[Data excerpts]
# # # # # # #

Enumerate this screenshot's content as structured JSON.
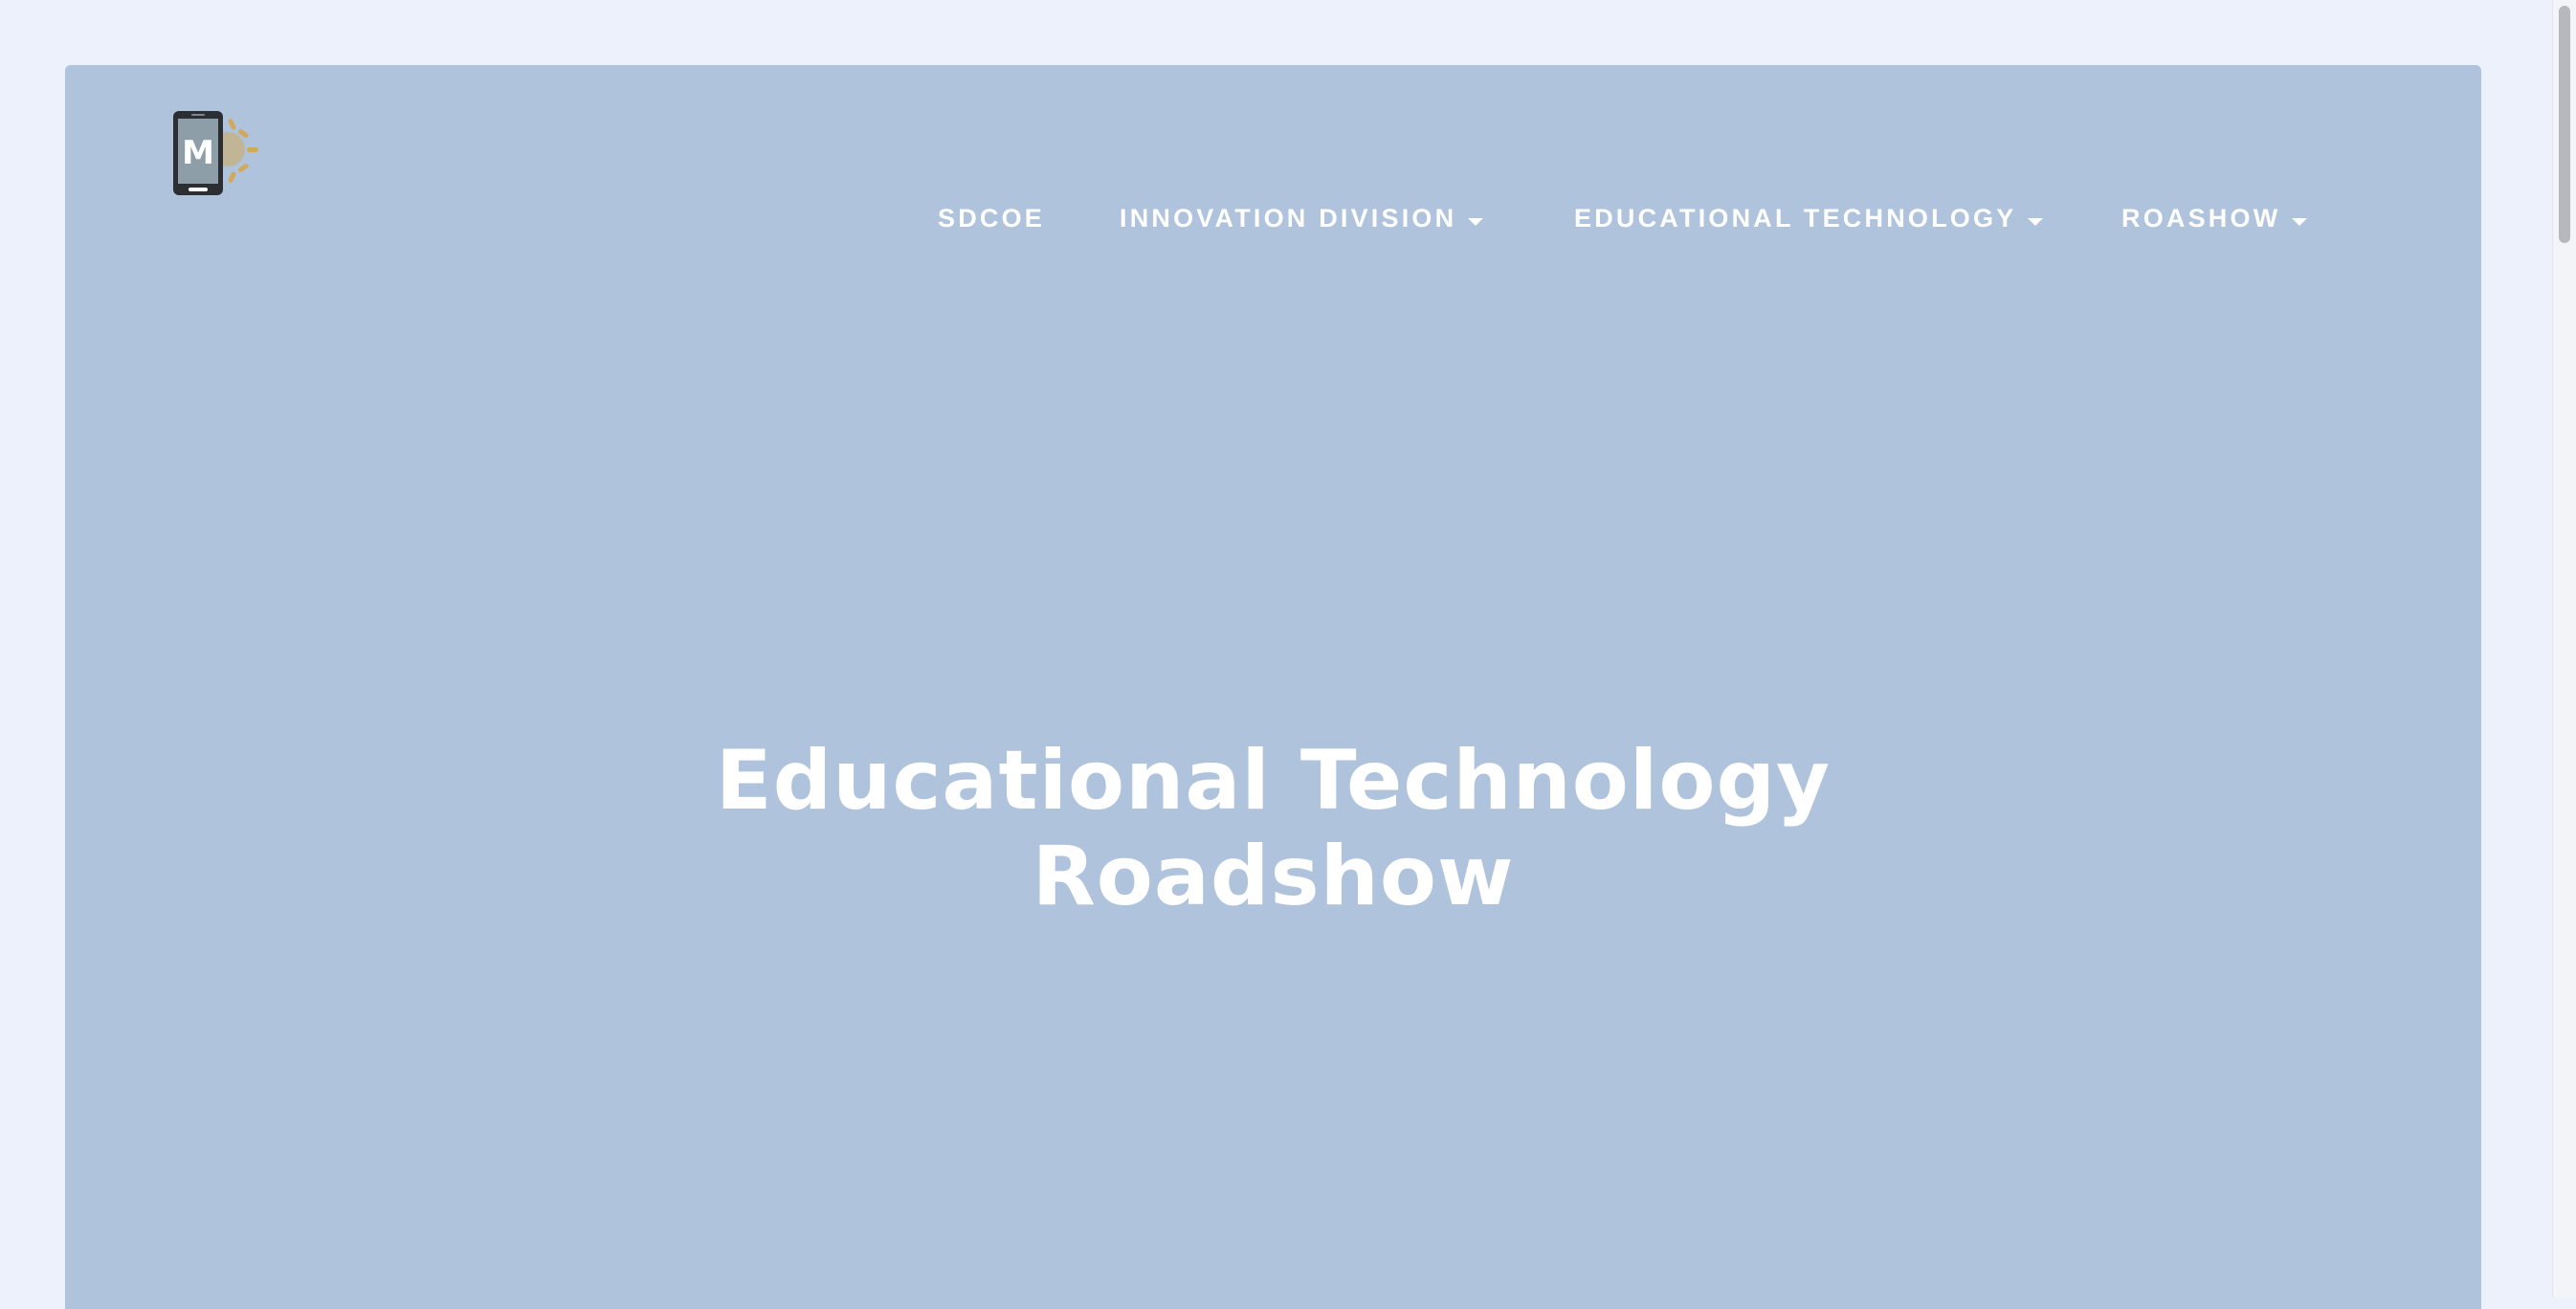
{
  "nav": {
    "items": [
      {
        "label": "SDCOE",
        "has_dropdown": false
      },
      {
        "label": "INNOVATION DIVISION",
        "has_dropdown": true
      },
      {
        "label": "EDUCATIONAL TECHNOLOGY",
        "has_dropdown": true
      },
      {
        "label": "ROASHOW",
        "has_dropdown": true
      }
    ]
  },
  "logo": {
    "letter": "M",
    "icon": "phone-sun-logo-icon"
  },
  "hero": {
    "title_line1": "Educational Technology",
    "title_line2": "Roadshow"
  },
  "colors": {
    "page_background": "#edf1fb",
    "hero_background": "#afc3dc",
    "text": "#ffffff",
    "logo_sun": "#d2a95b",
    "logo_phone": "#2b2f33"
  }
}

# # # # # # #

• Short problem
Using the material above, set down every line exactly, but skip the pictures.

• Result of this exercise
Enumerate this screenshot's content as structured JSON.
{
  "nav": {
    "items": [
      {
        "label": "SDCOE",
        "has_dropdown": false
      },
      {
        "label": "INNOVATION DIVISION",
        "has_dropdown": true
      },
      {
        "label": "EDUCATIONAL TECHNOLOGY",
        "has_dropdown": true
      },
      {
        "label": "ROASHOW",
        "has_dropdown": true
      }
    ]
  },
  "logo": {
    "letter": "M",
    "icon": "phone-sun-logo-icon"
  },
  "hero": {
    "title_line1": "Educational Technology",
    "title_line2": "Roadshow"
  },
  "colors": {
    "page_background": "#edf1fb",
    "hero_background": "#afc3dc",
    "text": "#ffffff",
    "logo_sun": "#d2a95b",
    "logo_phone": "#2b2f33"
  }
}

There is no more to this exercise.